§ **Available data**
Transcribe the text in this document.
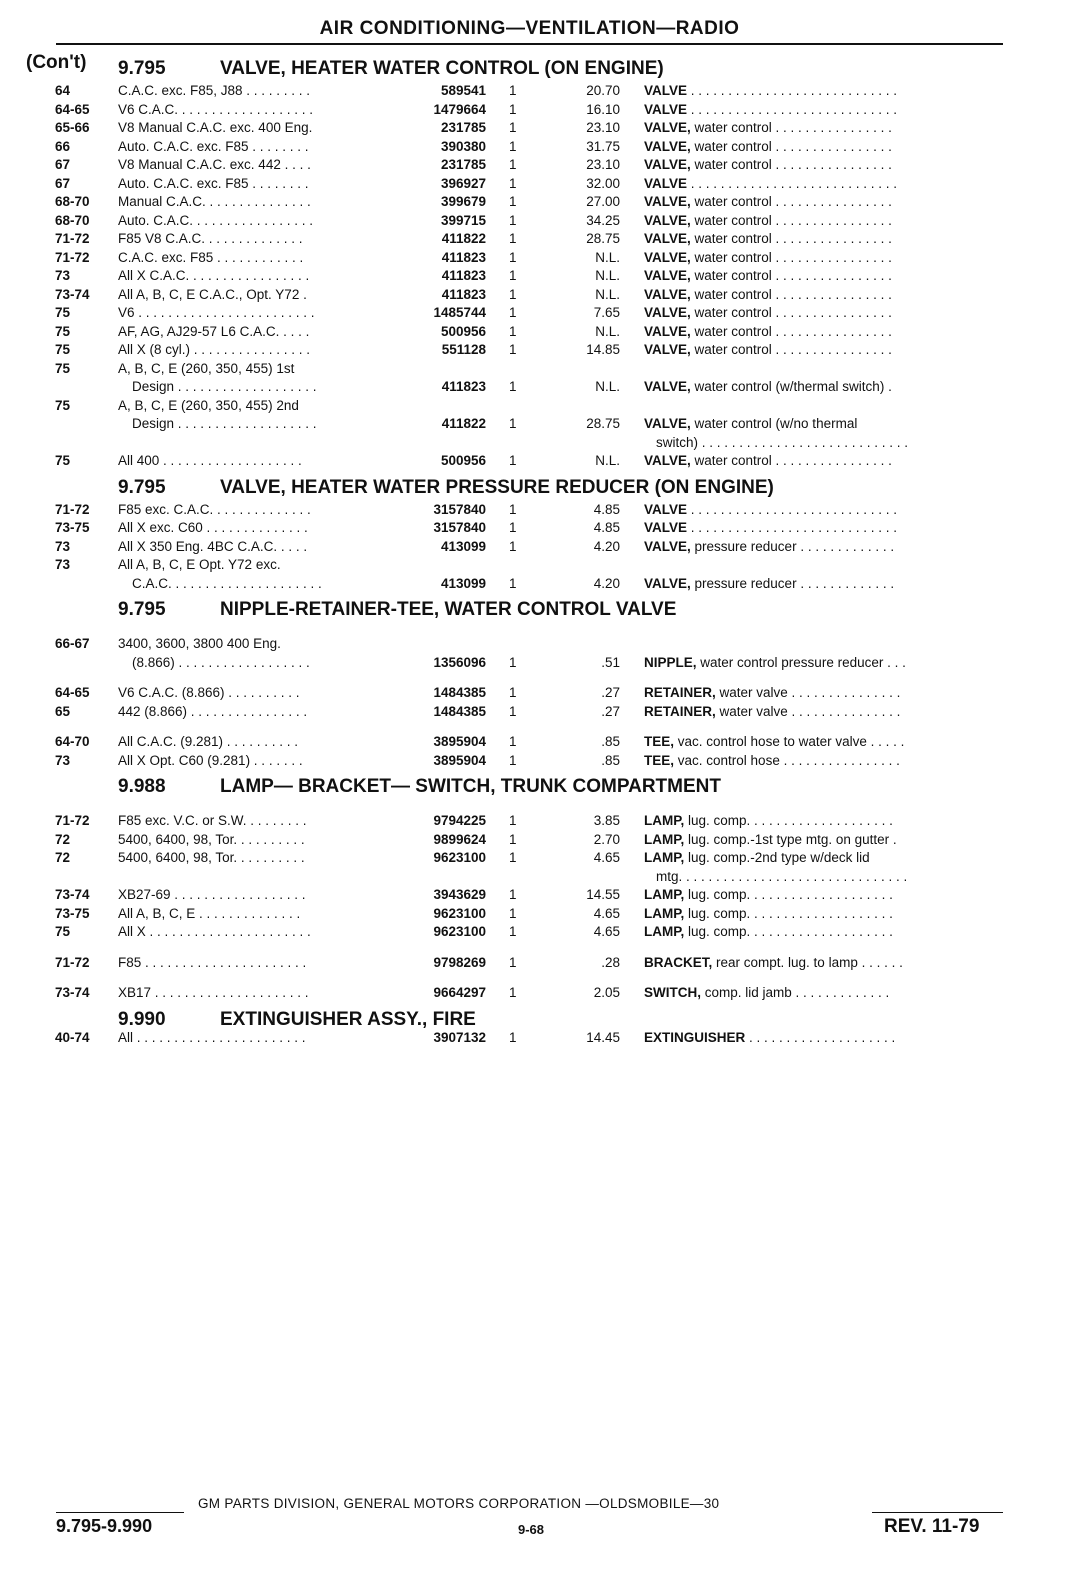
AIR CONDITIONING—VENTILATION—RADIO
9.795	VALVE, HEATER WATER CONTROL (ON ENGINE)
(Con't)
64	C.A.C. exc. F85, J88 . . . . . . . . .	589541 1	20.70 VALVE . . . . . . . . . . . . . . . . . . . . . . . . . . . .
64-65 V6 C.A.C. . . . . . . . . . . . . . . . . . .	1479664 1	16.10 VALVE . . . . . . . . . . . . . . . . . . . . . . . . . . . .
65-66 V8 Manual C.A.C. exc. 400 Eng.	231785 1	23.10 VALVE, water control . . . . . . . . . . . . . . . .
66	Auto. C.A.C. exc. F85 . . . . . . . .	390380 1	31.75 VALVE, water control . . . . . . . . . . . . . . . .
67	V8 Manual C.A.C. exc. 442 . . . .	231785 1	23.10 VALVE, water control . . . . . . . . . . . . . . . .
67	Auto. C.A.C. exc. F85 . . . . . . . .	396927 1	32.00 VALVE . . . . . . . . . . . . . . . . . . . . . . . . . . . .
68-70 Manual C.A.C. . . . . . . . . . . . . . .	399679 1	27.00 VALVE, water control . . . . . . . . . . . . . . . .
68-70 Auto. C.A.C. . . . . . . . . . . . . . . . .	399715 1	34.25 VALVE, water control . . . . . . . . . . . . . . . .
71-72 F85 V8 C.A.C. . . . . . . . . . . . . .	411822 1	28.75 VALVE, water control . . . . . . . . . . . . . . . .
71-72 C.A.C. exc. F85 . . . . . . . . . . . .	411823 1	N.L. VALVE, water control . . . . . . . . . . . . . . . .
73	All X C.A.C. . . . . . . . . . . . . . . . .	411823 1	N.L. VALVE, water control . . . . . . . . . . . . . . . .
73-74 All A, B, C, E C.A.C., Opt. Y72 .	411823 1	N.L. VALVE, water control . . . . . . . . . . . . . . . .
75	V6 . . . . . . . . . . . . . . . . . . . . . . . .	1485744 1	7.65 VALVE, water control . . . . . . . . . . . . . . . .
75	AF, AG, AJ29-57 L6 C.A.C. . . . .	500956 1	N.L. VALVE, water control . . . . . . . . . . . . . . . .
75	All X (8 cyl.) . . . . . . . . . . . . . . . .	551128 1	14.85 VALVE, water control . . . . . . . . . . . . . . . .
75	A, B, C, E (260, 350, 455) 1st
Design . . . . . . . . . . . . . . . . . . .	411823 1	N.L. VALVE, water control (w/thermal switch) .
75	A, B, C, E (260, 350, 455) 2nd
Design . . . . . . . . . . . . . . . . . . .	411822 1	28.75 VALVE, water control (w/no thermal
switch) . . . . . . . . . . . . . . . . . . . . . . . . . . . .
75	All 400 . . . . . . . . . . . . . . . . . . .	500956 1	N.L. VALVE, water control . . . . . . . . . . . . . . . .
9.795	VALVE, HEATER WATER PRESSURE REDUCER (ON ENGINE)
71-72 F85 exc. C.A.C. . . . . . . . . . . . . .	3157840 1	4.85 VALVE . . . . . . . . . . . . . . . . . . . . . . . . . . . .
73-75 All X exc. C60 . . . . . . . . . . . . . .	3157840 1	4.85 VALVE . . . . . . . . . . . . . . . . . . . . . . . . . . . .
73	All X 350 Eng. 4BC C.A.C. . . . .	413099 1	4.20 VALVE, pressure reducer . . . . . . . . . . . . .
73	All A, B, C, E Opt. Y72 exc.
C.A.C. . . . . . . . . . . . . . . . . . . . .	413099 1	4.20 VALVE, pressure reducer . . . . . . . . . . . . .
9.795	NIPPLE-RETAINER-TEE, WATER CONTROL VALVE
66-67 3400, 3600, 3800 400 Eng.
(8.866) . . . . . . . . . . . . . . . . . .	1356096 1	.51 NIPPLE, water control pressure reducer . . .
64-65 V6 C.A.C. (8.866) . . . . . . . . . .	1484385 1	.27 RETAINER, water valve . . . . . . . . . . . . . . .
65	442 (8.866) . . . . . . . . . . . . . . . .	1484385 1	.27 RETAINER, water valve . . . . . . . . . . . . . . .
64-70 All C.A.C. (9.281) . . . . . . . . . .	3895904 1	.85 TEE, vac. control hose to water valve . . . . .
73	All X Opt. C60 (9.281) . . . . . . .	3895904 1	.85 TEE, vac. control hose . . . . . . . . . . . . . . . .
9.988	LAMP— BRACKET— SWITCH, TRUNK COMPARTMENT
71-72 F85 exc. V.C. or S.W. . . . . . . . .	9794225 1	3.85 LAMP, lug. comp. . . . . . . . . . . . . . . . . . . .
72	5400, 6400, 98, Tor. . . . . . . . . .	9899624 1	2.70 LAMP, lug. comp.-1st type mtg. on gutter .
72	5400, 6400, 98, Tor. . . . . . . . . .	9623100 1	4.65 LAMP, lug. comp.-2nd type w/deck lid
mtg. . . . . . . . . . . . . . . . . . . . . . . . . . . . . . .
73-74 XB27-69 . . . . . . . . . . . . . . . . . .	3943629 1	14.55 LAMP, lug. comp. . . . . . . . . . . . . . . . . . . .
73-75 All A, B, C, E . . . . . . . . . . . . . .	9623100 1	4.65 LAMP, lug. comp. . . . . . . . . . . . . . . . . . . .
75	All X . . . . . . . . . . . . . . . . . . . . . .	9623100 1	4.65 LAMP, lug. comp. . . . . . . . . . . . . . . . . . . .
71-72 F85 . . . . . . . . . . . . . . . . . . . . . .	9798269 1	.28 BRACKET, rear compt. lug. to lamp . . . . . .
73-74 XB17 . . . . . . . . . . . . . . . . . . . . .	9664297 1	2.05 SWITCH, comp. lid jamb . . . . . . . . . . . . .
9.990	EXTINGUISHER ASSY., FIRE
40-74 All . . . . . . . . . . . . . . . . . . . . . . .	3907132 1	14.45 EXTINGUISHER . . . . . . . . . . . . . . . . . . . .
9.795-9.990
GM PARTS DIVISION, GENERAL MOTORS CORPORATION —OLDSMOBILE—30
9-68	REV. 11-79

§ **Exercise**
Some lines of the records may hold the word "BRACKET". How many do? Answer with a number and nothing else.

§ **Response to the exercise**
2